> Entries shown
•••••

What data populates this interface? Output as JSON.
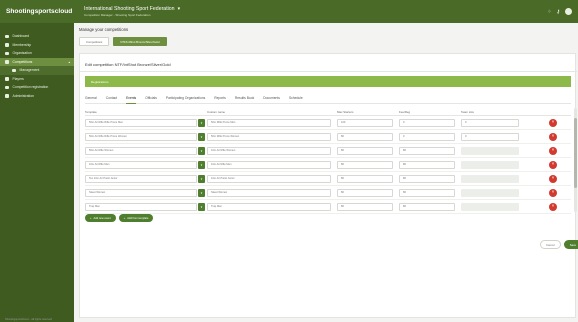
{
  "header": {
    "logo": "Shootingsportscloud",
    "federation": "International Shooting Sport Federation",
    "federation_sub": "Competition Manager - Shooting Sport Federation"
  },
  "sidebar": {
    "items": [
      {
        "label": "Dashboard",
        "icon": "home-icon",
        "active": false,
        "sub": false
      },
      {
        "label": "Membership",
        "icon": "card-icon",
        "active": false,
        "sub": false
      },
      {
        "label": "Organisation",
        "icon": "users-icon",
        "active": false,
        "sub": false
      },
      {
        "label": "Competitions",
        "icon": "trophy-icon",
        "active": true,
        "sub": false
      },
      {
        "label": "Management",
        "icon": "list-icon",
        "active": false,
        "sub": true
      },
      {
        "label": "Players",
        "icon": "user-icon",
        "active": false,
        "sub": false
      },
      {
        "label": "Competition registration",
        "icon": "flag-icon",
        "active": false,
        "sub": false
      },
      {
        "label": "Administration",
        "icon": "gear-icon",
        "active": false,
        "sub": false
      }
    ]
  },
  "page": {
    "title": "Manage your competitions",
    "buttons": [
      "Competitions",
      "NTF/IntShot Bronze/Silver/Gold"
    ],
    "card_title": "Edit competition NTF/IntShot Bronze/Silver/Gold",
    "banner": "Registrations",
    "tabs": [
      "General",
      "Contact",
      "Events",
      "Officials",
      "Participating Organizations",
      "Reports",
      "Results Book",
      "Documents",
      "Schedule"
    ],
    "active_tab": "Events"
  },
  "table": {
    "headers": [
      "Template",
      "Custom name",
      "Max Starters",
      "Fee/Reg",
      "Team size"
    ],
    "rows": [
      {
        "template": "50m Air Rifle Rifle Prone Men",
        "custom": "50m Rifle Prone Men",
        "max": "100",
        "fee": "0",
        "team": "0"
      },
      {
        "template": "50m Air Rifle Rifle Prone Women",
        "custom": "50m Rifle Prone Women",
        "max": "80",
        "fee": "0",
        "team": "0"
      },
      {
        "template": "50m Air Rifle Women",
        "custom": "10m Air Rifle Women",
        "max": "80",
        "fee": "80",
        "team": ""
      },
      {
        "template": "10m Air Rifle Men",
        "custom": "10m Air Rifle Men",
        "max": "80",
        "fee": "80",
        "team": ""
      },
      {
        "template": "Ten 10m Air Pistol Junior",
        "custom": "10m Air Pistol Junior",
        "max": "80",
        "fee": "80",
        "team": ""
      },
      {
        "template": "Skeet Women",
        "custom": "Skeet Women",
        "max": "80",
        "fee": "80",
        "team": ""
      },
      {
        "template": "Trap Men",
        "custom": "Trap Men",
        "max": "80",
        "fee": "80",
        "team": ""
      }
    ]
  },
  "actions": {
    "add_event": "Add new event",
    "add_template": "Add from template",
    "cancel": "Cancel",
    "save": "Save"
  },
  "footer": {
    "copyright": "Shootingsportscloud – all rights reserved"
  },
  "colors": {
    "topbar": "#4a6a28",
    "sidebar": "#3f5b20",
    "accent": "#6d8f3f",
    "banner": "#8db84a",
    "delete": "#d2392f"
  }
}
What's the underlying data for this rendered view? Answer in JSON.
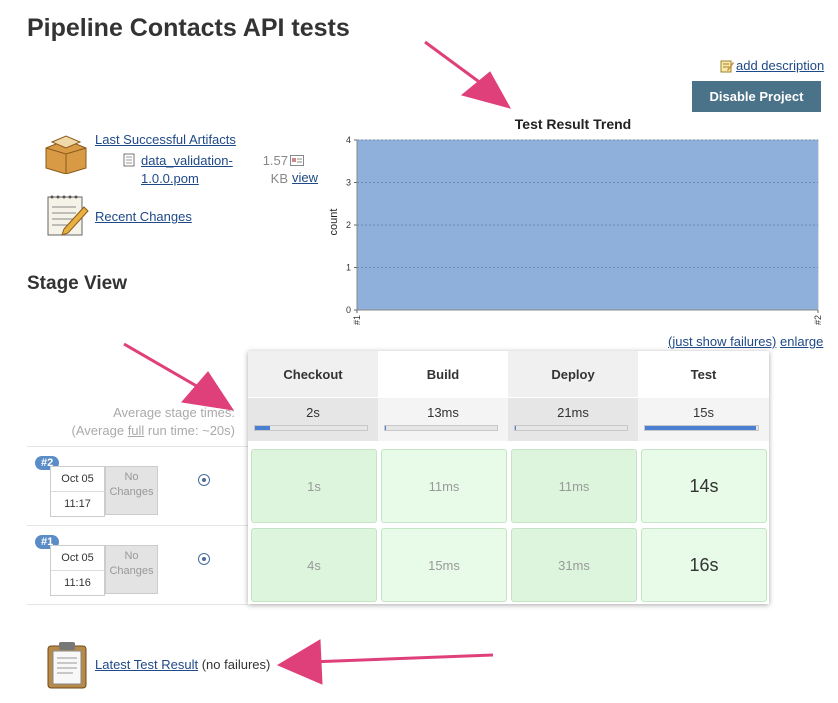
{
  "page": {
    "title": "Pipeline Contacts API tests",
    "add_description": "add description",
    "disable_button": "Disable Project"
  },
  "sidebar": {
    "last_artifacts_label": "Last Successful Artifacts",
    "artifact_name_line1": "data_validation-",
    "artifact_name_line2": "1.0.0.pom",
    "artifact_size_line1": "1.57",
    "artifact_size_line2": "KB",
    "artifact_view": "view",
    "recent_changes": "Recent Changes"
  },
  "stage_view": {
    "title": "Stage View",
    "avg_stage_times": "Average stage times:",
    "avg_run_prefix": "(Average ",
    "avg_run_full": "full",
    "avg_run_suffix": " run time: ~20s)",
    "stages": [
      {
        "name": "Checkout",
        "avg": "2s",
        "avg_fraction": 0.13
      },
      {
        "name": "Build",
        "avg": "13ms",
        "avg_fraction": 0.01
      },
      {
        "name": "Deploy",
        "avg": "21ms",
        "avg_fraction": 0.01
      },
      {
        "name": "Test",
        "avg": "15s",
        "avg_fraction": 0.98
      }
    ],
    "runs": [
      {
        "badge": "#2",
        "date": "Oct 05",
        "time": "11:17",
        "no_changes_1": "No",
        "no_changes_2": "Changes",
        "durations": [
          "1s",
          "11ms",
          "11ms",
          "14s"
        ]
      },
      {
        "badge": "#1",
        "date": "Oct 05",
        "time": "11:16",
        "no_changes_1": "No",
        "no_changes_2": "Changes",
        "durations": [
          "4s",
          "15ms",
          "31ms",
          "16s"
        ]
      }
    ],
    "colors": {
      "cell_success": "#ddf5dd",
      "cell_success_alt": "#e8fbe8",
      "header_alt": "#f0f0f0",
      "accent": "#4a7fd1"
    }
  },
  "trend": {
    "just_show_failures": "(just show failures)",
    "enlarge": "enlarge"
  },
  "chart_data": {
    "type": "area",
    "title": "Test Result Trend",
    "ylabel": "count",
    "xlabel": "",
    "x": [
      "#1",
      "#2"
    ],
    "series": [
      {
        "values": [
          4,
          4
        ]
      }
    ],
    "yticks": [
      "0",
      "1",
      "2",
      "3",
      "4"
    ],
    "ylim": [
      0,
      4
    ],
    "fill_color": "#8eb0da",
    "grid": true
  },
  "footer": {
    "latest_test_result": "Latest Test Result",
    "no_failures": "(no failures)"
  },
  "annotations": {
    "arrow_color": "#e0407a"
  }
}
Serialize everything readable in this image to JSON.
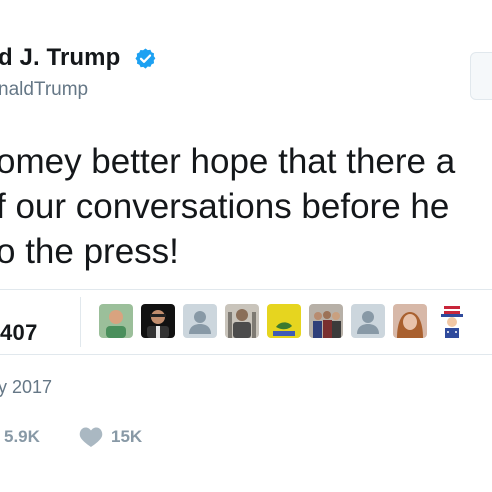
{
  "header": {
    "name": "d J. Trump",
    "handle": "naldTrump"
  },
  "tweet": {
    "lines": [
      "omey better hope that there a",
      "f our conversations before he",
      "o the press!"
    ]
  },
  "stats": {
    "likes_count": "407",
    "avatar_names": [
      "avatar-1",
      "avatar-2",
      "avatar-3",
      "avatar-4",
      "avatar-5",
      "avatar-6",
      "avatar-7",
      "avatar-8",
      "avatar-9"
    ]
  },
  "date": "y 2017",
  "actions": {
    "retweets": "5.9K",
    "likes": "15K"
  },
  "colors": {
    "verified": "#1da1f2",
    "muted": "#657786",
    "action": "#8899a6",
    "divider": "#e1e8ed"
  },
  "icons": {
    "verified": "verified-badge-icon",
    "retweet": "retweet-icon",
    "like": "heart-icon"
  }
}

•••••

> Task statement
Retype only the lines from the one with "Serialize everything readable" through the final line of the entries, please, and keep the pictures out.

> Solution
Serialize everything readable in this image to JSON.
{
  "header": {
    "name": "d J. Trump",
    "handle": "naldTrump"
  },
  "tweet": {
    "lines": [
      "omey better hope that there a",
      "f our conversations before he",
      "o the press!"
    ]
  },
  "stats": {
    "likes_count": "407",
    "avatar_names": [
      "avatar-1",
      "avatar-2",
      "avatar-3",
      "avatar-4",
      "avatar-5",
      "avatar-6",
      "avatar-7",
      "avatar-8",
      "avatar-9"
    ]
  },
  "date": "y 2017",
  "actions": {
    "retweets": "5.9K",
    "likes": "15K"
  },
  "colors": {
    "verified": "#1da1f2",
    "muted": "#657786",
    "action": "#8899a6",
    "divider": "#e1e8ed"
  },
  "icons": {
    "verified": "verified-badge-icon",
    "retweet": "retweet-icon",
    "like": "heart-icon"
  }
}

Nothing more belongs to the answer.